-- Aim of the exercise --
From the entries below, gather every line containing the string "Lewis".

>> start Entries supplied

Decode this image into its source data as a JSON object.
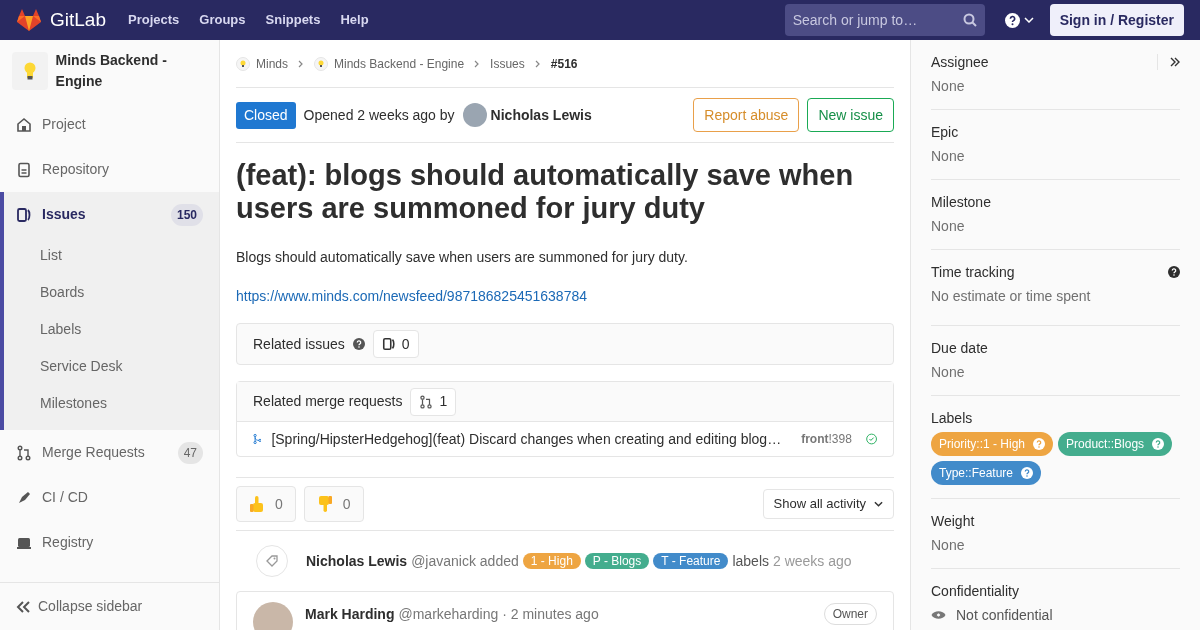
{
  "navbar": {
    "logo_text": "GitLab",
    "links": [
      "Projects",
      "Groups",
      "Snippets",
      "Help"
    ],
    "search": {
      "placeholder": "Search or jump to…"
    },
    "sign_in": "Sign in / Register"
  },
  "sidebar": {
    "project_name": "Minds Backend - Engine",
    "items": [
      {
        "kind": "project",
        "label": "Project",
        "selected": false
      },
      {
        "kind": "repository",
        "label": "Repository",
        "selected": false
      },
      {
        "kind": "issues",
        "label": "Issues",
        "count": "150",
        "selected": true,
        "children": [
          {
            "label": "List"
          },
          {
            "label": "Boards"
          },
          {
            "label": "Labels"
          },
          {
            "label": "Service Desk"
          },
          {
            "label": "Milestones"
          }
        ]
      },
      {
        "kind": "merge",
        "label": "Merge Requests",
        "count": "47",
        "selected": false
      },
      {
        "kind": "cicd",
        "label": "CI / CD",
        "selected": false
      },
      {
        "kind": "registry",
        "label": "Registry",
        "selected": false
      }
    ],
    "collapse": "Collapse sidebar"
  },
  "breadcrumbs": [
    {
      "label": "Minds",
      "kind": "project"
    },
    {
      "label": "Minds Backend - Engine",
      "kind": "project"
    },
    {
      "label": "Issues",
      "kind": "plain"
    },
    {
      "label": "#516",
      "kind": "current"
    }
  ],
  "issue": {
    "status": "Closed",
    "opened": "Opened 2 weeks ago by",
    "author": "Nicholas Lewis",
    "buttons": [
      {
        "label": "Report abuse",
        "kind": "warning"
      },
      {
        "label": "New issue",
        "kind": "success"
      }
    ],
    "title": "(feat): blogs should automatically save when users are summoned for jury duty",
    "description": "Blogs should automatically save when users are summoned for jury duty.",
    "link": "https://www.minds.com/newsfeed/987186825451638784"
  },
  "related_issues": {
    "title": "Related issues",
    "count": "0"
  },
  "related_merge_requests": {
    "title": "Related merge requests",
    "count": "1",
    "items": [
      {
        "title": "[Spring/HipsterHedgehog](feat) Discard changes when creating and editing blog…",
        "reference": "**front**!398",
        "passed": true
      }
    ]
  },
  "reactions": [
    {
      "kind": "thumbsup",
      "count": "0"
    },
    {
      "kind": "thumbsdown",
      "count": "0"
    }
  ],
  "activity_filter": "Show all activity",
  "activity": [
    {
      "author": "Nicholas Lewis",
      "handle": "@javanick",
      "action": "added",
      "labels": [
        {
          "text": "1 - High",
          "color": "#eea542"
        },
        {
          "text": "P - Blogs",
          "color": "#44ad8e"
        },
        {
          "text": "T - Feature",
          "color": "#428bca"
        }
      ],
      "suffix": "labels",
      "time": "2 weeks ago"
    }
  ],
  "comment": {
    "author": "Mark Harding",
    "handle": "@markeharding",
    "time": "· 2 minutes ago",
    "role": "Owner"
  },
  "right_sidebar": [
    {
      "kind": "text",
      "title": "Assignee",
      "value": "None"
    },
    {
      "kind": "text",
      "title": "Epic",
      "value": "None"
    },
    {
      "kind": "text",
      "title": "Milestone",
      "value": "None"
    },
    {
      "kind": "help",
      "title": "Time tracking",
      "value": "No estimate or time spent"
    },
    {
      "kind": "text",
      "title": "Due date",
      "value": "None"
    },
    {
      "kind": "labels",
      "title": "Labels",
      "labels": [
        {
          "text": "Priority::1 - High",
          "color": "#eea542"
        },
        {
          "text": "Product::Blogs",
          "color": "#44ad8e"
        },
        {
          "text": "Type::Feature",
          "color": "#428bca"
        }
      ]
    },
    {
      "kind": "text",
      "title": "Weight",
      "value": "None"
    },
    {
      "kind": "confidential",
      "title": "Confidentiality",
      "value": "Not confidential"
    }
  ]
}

>> end Entries supplied

-- Correct response --
    "author": "Nicholas Lewis",
      "author": "Nicholas Lewis",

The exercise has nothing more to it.